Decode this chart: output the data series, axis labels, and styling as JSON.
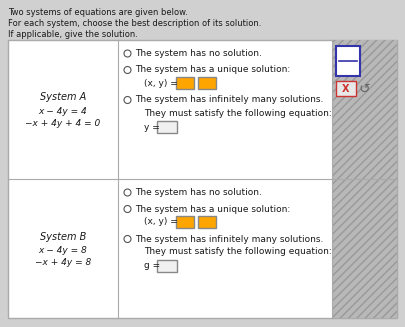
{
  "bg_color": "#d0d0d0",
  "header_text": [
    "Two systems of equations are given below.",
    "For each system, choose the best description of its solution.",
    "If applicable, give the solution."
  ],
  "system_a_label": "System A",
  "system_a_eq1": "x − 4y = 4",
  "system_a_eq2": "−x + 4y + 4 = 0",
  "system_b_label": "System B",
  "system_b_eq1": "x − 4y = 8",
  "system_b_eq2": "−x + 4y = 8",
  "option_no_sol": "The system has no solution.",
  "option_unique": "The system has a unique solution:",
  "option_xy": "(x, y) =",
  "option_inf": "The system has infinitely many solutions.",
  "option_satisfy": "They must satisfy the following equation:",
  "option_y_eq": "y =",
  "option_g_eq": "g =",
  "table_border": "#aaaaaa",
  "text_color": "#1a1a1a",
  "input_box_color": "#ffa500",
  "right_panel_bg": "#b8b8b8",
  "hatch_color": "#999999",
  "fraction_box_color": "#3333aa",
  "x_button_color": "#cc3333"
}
+++
Required work:
Exclude the pictures and transcribe all of the entries exactly.

Written solution:
Decode this chart: output the data series, axis labels, and styling as JSON.
{
  "bg_color": "#d0d0d0",
  "header_text": [
    "Two systems of equations are given below.",
    "For each system, choose the best description of its solution.",
    "If applicable, give the solution."
  ],
  "system_a_label": "System A",
  "system_a_eq1": "x − 4y = 4",
  "system_a_eq2": "−x + 4y + 4 = 0",
  "system_b_label": "System B",
  "system_b_eq1": "x − 4y = 8",
  "system_b_eq2": "−x + 4y = 8",
  "option_no_sol": "The system has no solution.",
  "option_unique": "The system has a unique solution:",
  "option_xy": "(x, y) =",
  "option_inf": "The system has infinitely many solutions.",
  "option_satisfy": "They must satisfy the following equation:",
  "option_y_eq": "y =",
  "option_g_eq": "g =",
  "table_border": "#aaaaaa",
  "text_color": "#1a1a1a",
  "input_box_color": "#ffa500",
  "right_panel_bg": "#b8b8b8",
  "hatch_color": "#999999",
  "fraction_box_color": "#3333aa",
  "x_button_color": "#cc3333"
}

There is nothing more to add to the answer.